▶ WRITTEN TASK 1: In the excerpt on Countrywide's quarterly loss, rewrite the stretch from "Actions seen as" through "going to be.", replacing "analyst" with "strategist".
▶ WRITTEN TASK 2: According to the excerpt on Countrywide's quarterly loss, over what period did the analyst say the company would face higher losses in its portfolio?
▶ WRITTEN TASK 3: Carry on the excerpt on Countrywide's quarterly loss from its last sentence.

Actions seen as 'proactive'

"The loss was clearly a lot bigger than the Street was anticipating, in terms of EPS," said a sell-side analyst, who spoke on the condition of anonymity, "but in our view, the company was actually pretty forthcoming in terms of trying to deal with the fact that they are going to be facing higher losses in their portfolio over the coming four to six quarters. It was more proactive, perhaps, than most of the other companies in our coverage, in trying to get their credit costs and reserves in line with what those future losses are going to be.

"While it was obviously disappointing quarter from an EPS perspective, I think that a lot of what the market was responding to, at least on the debt side, was the fact that they appeared to be coming to grips with the credit-costs issue, and at least sounding more positive than most of us expected them to sound for 2008."

The analyst said that "the comments that the company made on the conference call were pretty key, because just looking at the press release, it was hard to get a sense of exactly what their thought process was behind a number of the credit costs that they took in the quarter, and our sense was the company really was trying to be proactive in terms of reserving, both for the health of the investment portfolio, but also for their residual portfolio and other potential challenges going forward."

He said that what Countrywide is apparently trying to do is "pulling losses forward into the third quarter - their hope is that they won't have to reserve as aggressively going forward." However, he cautioned that "even they offered a pretty sobering view of their thoughts about what home-price appreciation trends would be in 2008 - but I think right now, the market is really focused on the fact that it was not as weak a quarter as many of us expected."

▶ GIVEN ENTRIES:
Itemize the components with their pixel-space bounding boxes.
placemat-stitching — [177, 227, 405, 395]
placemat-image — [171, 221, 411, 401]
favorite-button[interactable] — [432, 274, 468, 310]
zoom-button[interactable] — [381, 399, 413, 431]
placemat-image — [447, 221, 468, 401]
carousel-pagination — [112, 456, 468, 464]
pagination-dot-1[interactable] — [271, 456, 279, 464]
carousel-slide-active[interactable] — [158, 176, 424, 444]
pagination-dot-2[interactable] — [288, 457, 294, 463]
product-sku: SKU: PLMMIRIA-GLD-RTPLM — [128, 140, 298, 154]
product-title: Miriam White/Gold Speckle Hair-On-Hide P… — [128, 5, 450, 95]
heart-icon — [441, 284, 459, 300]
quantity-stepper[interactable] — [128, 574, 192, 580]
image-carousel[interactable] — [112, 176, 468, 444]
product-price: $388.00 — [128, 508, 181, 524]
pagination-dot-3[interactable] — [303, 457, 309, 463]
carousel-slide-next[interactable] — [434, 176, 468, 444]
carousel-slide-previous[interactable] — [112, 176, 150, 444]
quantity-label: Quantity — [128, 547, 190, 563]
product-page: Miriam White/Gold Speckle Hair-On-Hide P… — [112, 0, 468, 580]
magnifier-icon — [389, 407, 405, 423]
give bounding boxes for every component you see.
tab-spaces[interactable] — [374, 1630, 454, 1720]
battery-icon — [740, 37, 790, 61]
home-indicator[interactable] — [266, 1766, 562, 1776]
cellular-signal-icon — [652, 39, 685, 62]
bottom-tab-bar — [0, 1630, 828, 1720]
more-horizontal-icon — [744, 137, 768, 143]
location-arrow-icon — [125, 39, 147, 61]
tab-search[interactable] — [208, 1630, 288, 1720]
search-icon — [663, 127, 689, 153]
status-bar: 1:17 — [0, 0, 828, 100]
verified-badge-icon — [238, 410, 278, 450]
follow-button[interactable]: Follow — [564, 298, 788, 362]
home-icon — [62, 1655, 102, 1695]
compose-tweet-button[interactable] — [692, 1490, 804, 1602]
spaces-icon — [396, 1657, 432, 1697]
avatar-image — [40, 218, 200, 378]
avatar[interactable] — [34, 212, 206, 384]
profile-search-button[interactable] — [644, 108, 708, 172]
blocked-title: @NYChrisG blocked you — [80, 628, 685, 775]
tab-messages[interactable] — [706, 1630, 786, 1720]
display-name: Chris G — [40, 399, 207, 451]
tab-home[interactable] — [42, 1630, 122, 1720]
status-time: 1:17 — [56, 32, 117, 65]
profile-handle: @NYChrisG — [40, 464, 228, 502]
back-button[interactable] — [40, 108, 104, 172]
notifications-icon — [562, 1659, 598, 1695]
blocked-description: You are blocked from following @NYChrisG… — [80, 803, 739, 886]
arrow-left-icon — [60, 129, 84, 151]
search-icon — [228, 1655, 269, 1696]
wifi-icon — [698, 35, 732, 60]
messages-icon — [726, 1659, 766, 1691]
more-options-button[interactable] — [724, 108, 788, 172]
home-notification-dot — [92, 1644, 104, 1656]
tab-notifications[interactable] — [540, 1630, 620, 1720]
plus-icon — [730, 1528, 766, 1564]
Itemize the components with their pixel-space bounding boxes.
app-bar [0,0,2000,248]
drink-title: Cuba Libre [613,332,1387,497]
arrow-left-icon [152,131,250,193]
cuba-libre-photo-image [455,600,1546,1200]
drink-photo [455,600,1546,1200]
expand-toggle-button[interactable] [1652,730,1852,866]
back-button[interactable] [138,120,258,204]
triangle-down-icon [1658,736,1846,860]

▶ OUTPUT 1:
Actions seen as 'proactive'

"The loss was clearly a lot bigger than the Street was anticipating, in terms of EPS," said a sell-side strategist, who spoke on the condition of anonymity, "but in our view, the company was actually pretty forthcoming in terms of trying to deal with the fact that they are going to be facing higher losses in their portfolio over the coming four to six quarters. It was more proactive, perhaps, than most of the other companies in our coverage, in trying to get their credit costs and reserves in line with what those future losses are going to be.

▶ OUTPUT 2: Over the coming four to six quarters.

▶ OUTPUT 3:
Even before reporting its numbers, Countrywide has been in the news lately, cast in both a positive and negative light - positive in announcing a program several days ago aimed at helping out the borrowers of some $16 billion of ARM mortgages by assisting them in refinancing those once attractive but now suddenly perilous loans into something safer, and negative with the continuing controversy that swirls around company chairman and chief executive officer Angelo Mozilo, who now faces a Securities and Exchange Commission probe into the propriety of his sale of an estimated nearly $300 million of Countrywide shares over the past two years. Mozilo - who insists that he did nothing improper and says he is cooperating with the federal probe - has said that his exercise of stock purchase options and share sales have been triggered automatically as part of his overall pension plan - but critics note the unfortunate timing, with many of those transactions taking place as the sub-prime mortgage industry crisis deepened and rising numbers of borrowers fell behind on their mortgages or were even foreclosed.

The analyst said that the first development - the $16 billion program - represents only 1% of the company's servicing portfolio, "so it's hard to see how this moves the needle in anything other than [public relations] viewpoint." As to Mozilo, he declined to opine whether the stock-sale questions suddenly make makes the veteran CEO too controversial to effectively guide his embattled company - but offered that "from a bondholders' perspective, I don't know that this is an issue bondholders spend a lot of time worrying about."

Other mortgage names mostly better

With Countrywide leading the way, other mortgage names were seen mostly higher, traders said.

Thornburg Mortgage's 8% notes due 2014 gained a point to 86 bid, 88 offered. Fremont General Corp.'s 7 7/8% notes due 2009 gained 1 point to 96 bid, 97 offered.

However, Residential Capital Corp.'s 7 7/8% notes due 2015 lost a point to 72.

Tesoro dips on Kerkorian interest

Apart from the financial names, a trader saw Tesoro's bonds about a point lower on the session - a drop he attributed to the news that Kirk Kerkorian is looking to take a 16% stake in the petroleum refining and marketing company by making a public tender offer for its shares.

He called the company's 6½% notes due 2012 off a point at 99.5 bid, 100.5 offered.

He said that while the Kerkorian stock tender announcement is obviously good news for the equity side, it's seen as possibly bad news from a debt perspective - on the theory that once Kerkorian gets his 16% holding in the company, the acquisitive tycoon "could perhaps decide to lever the company up, maybe to pursue a leverage buyout of the whole company," in order to take advantage of the profit potential in the lucrative refining industry, with crude oil north of $90 per barrel and showing no signs of coming down and U.S. refineries already running at nearly full capacity.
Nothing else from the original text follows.